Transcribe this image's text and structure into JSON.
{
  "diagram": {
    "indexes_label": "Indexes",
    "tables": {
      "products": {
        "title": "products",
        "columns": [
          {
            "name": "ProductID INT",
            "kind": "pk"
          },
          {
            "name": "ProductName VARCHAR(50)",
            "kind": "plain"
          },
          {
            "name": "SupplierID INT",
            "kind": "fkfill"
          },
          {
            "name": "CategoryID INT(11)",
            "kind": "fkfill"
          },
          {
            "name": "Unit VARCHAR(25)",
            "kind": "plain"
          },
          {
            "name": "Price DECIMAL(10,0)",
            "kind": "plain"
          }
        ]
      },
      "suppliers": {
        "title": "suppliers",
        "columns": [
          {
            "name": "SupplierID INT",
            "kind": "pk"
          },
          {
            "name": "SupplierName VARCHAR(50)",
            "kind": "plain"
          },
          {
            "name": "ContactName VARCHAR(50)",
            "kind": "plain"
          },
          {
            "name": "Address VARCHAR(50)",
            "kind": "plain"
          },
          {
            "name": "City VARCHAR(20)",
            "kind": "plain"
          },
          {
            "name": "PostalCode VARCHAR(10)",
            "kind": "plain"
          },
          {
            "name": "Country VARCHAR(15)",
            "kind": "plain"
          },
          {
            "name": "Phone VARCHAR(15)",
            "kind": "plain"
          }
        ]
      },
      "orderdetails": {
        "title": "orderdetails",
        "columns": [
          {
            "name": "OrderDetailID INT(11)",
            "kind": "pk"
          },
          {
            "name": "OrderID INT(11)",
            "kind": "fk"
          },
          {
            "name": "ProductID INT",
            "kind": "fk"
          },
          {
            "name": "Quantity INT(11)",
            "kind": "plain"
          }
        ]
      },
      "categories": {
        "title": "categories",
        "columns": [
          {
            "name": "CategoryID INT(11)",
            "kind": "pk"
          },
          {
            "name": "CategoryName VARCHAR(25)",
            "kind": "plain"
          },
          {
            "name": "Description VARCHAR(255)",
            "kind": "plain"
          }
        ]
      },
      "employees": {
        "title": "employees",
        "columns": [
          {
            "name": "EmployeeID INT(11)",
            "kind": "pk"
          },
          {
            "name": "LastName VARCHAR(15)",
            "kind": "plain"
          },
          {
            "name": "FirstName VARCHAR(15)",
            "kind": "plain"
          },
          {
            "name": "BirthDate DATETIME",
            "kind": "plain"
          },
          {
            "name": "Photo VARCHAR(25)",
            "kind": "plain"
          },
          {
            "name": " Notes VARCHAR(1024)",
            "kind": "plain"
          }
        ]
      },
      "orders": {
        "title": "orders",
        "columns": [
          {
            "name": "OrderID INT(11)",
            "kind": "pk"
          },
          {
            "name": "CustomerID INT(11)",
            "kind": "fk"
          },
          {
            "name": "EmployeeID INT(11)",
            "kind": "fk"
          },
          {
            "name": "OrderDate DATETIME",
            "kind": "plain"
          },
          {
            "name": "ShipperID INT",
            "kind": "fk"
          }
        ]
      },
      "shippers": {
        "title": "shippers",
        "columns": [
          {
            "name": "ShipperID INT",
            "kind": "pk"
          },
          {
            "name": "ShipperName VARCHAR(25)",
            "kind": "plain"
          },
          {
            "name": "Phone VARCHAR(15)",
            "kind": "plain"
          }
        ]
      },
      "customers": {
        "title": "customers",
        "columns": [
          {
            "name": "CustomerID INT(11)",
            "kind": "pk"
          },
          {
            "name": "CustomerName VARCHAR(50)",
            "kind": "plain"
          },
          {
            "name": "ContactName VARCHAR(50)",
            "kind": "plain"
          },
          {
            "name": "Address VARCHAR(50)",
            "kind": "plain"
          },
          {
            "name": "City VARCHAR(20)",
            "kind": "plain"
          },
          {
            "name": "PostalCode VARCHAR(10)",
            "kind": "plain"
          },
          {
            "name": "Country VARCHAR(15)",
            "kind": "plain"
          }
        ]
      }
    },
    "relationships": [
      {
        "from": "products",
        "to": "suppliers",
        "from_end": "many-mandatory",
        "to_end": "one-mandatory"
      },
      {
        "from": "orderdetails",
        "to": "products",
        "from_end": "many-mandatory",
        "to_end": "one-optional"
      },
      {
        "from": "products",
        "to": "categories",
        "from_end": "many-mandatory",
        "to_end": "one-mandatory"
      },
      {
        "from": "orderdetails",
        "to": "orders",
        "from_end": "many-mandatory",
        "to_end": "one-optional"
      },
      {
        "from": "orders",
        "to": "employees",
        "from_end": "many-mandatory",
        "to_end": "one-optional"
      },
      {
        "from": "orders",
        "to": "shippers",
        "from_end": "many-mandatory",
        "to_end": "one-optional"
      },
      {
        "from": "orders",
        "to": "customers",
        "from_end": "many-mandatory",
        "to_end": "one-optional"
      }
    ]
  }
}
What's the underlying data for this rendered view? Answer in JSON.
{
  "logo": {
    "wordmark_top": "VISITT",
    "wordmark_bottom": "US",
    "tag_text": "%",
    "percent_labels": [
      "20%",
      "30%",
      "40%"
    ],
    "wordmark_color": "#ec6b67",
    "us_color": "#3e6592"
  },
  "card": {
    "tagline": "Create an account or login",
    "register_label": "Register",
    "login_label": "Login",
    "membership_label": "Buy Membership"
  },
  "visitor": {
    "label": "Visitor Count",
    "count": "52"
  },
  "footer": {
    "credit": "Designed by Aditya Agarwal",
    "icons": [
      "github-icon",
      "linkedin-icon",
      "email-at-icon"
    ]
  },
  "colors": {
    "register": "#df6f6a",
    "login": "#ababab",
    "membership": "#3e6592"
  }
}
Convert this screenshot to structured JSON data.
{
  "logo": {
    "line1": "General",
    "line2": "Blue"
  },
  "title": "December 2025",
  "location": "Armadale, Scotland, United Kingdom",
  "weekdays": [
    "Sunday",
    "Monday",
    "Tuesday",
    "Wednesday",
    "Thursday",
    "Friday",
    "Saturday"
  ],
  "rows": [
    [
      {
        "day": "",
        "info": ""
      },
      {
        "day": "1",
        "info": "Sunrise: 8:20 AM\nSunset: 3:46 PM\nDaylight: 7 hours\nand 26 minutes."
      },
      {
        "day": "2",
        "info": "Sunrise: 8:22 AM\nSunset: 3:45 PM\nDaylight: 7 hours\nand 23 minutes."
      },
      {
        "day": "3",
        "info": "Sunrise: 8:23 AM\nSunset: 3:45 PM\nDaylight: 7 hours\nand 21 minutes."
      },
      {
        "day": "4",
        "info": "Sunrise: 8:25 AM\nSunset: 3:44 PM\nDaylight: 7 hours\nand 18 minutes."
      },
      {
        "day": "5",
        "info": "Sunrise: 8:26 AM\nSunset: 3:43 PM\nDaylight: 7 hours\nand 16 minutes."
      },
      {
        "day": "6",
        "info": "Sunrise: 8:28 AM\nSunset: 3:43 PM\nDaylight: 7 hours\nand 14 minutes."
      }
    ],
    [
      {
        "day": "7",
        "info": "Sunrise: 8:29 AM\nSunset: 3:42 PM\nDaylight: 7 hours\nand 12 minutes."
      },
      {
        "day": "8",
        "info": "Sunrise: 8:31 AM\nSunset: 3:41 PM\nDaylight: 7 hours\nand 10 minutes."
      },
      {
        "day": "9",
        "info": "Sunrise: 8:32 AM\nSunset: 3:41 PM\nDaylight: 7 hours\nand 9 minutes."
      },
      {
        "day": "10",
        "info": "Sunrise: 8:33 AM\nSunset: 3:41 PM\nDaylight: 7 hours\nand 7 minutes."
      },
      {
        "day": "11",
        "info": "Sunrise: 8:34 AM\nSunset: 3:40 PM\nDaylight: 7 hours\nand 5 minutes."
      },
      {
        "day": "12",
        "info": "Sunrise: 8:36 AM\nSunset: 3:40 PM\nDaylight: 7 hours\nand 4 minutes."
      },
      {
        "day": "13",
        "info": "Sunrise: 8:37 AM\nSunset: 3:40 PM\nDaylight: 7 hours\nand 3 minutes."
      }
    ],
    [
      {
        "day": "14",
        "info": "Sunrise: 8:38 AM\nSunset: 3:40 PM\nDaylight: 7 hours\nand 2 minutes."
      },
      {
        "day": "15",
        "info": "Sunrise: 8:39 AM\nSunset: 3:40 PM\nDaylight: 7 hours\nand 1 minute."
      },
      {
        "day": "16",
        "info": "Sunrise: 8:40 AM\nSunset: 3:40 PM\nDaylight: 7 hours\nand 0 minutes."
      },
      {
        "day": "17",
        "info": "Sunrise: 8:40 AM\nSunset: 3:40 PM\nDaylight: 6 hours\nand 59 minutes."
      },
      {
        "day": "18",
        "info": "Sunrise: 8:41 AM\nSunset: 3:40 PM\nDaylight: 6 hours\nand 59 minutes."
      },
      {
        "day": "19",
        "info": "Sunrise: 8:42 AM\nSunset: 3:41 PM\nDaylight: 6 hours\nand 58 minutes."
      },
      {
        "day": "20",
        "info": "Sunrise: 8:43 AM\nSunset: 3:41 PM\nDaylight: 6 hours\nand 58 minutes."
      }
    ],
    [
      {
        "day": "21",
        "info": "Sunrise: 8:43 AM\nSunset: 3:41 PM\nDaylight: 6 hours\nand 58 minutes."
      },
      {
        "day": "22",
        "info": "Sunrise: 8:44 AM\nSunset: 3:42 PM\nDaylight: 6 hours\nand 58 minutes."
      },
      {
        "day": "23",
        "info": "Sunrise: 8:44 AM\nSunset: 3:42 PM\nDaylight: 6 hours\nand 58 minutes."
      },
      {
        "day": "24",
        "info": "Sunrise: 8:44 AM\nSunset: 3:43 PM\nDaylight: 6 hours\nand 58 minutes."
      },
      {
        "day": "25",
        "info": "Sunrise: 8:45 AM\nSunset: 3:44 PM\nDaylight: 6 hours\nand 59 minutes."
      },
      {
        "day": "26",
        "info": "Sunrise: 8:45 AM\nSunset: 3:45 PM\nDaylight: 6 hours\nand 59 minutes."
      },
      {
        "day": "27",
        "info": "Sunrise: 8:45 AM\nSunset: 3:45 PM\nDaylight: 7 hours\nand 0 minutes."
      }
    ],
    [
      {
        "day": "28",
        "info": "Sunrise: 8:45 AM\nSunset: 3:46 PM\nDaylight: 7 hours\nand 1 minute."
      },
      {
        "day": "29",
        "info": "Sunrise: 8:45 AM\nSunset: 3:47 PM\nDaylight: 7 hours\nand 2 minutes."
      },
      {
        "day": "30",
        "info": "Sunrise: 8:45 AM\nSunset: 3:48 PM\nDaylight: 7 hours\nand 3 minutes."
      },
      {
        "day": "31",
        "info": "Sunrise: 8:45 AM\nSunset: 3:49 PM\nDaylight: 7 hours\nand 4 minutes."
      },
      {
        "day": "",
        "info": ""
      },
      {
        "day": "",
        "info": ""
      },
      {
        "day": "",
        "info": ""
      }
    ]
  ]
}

..........

BRIEF: Track down all lines above with the string "orderdetails" and copy them.

THE SOLUTION:
      "orderdetails": {
        "title": "orderdetails",
        "from": "orderdetails",
        "from": "orderdetails",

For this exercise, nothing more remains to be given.